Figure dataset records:
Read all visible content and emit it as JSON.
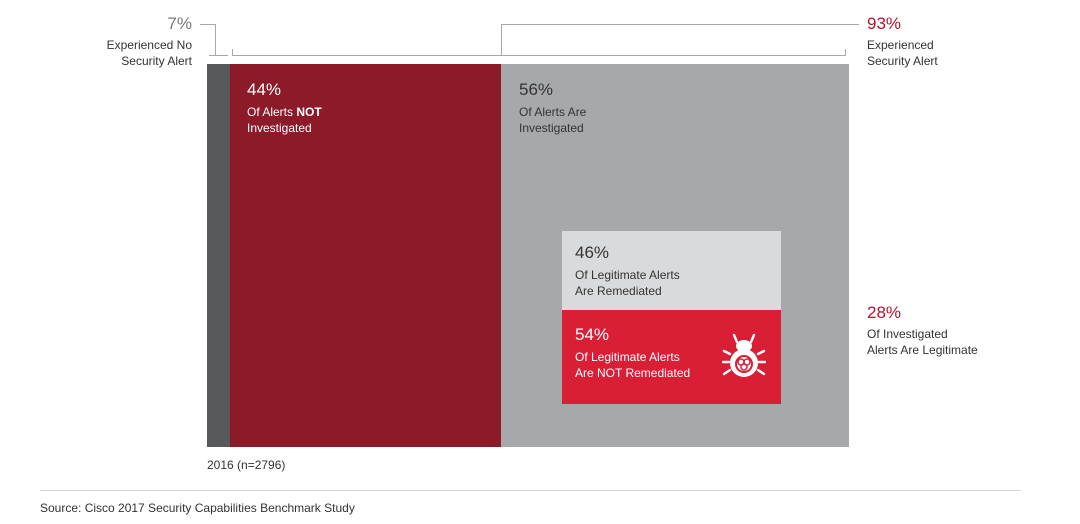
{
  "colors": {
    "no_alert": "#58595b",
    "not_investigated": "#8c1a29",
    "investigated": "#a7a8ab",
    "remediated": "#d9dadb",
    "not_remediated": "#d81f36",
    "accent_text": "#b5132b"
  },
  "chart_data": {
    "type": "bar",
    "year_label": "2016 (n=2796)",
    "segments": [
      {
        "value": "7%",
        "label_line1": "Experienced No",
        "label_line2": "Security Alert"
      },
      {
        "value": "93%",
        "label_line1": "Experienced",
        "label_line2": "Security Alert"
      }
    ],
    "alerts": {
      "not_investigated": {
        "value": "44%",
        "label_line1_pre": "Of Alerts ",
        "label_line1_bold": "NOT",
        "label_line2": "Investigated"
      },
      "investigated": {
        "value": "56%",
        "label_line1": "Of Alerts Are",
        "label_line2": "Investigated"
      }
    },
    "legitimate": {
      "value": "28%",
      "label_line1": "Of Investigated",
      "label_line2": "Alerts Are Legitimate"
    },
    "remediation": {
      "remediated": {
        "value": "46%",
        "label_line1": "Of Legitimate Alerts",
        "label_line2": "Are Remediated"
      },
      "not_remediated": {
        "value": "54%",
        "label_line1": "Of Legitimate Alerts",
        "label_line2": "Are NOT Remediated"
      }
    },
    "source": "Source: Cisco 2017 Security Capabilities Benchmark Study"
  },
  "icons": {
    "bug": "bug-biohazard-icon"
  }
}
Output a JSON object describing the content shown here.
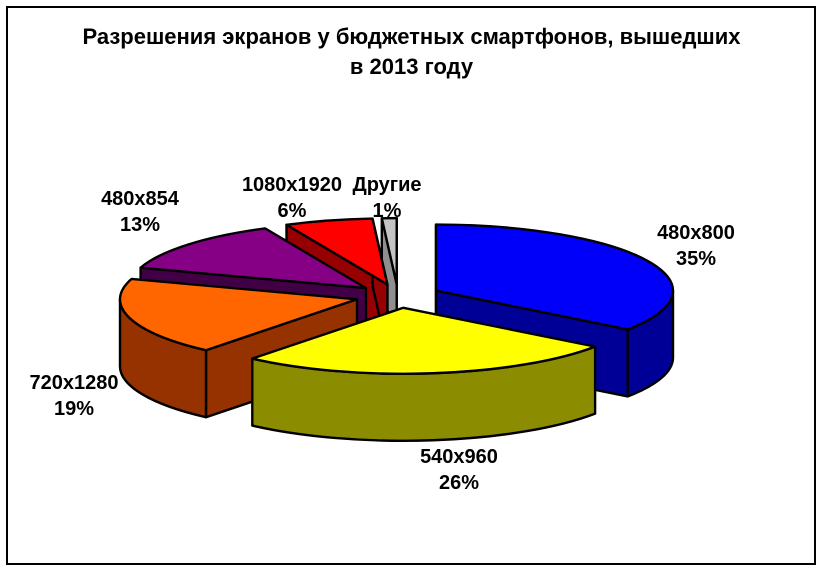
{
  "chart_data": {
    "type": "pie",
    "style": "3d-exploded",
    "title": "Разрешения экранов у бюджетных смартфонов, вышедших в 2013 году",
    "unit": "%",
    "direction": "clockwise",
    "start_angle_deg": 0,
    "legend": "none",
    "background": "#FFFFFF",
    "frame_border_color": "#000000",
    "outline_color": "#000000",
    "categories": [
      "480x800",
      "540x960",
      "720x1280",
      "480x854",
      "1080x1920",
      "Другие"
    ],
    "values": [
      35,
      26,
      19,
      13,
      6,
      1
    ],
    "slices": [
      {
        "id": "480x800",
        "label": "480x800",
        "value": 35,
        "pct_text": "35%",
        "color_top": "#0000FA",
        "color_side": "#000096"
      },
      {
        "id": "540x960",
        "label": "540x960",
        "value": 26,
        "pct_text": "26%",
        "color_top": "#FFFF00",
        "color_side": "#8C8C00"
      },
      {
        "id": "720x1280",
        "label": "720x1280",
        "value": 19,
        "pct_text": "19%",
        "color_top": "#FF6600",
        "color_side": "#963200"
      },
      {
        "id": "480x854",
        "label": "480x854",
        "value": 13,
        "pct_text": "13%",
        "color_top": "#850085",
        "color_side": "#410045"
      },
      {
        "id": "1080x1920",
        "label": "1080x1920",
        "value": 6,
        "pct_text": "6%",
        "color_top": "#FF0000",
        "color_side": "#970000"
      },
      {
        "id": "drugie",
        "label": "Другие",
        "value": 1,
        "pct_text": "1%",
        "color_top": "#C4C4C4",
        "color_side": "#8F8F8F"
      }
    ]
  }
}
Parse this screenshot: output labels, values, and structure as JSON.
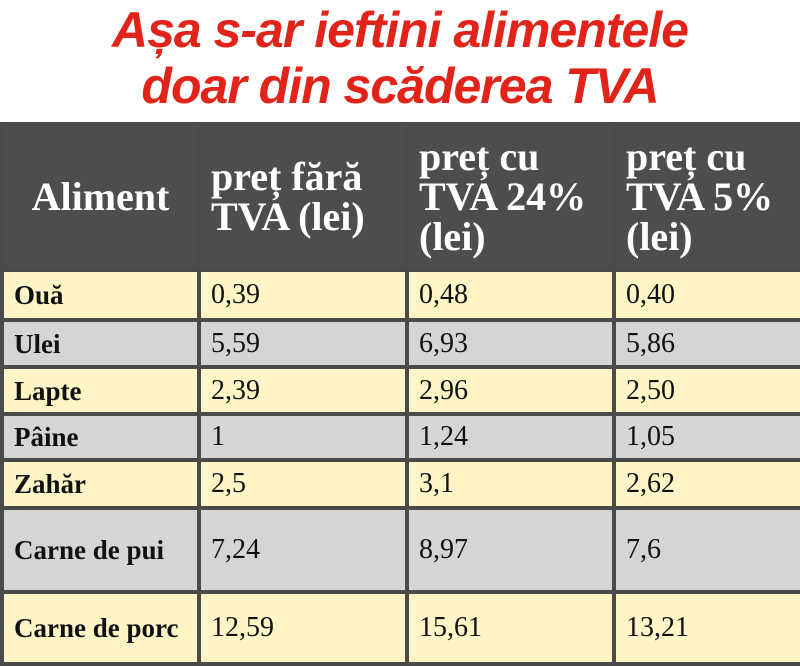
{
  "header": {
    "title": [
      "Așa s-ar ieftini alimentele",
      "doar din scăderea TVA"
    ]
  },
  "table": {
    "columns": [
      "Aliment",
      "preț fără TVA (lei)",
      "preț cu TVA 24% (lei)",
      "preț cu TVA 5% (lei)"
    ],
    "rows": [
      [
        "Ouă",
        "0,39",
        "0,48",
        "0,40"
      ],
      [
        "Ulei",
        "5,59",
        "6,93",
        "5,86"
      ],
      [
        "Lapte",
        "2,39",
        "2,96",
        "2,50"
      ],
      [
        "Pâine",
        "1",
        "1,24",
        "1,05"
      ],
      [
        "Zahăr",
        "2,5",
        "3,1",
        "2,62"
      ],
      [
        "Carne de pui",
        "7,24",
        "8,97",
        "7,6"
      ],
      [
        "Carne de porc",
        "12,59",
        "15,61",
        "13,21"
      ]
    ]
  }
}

**INSTRUCTION**
Extract every line from the records above that contains the word "Experienced".

**SOLUTION**
        "label_line1": "Experienced No",
        "label_line1": "Experienced",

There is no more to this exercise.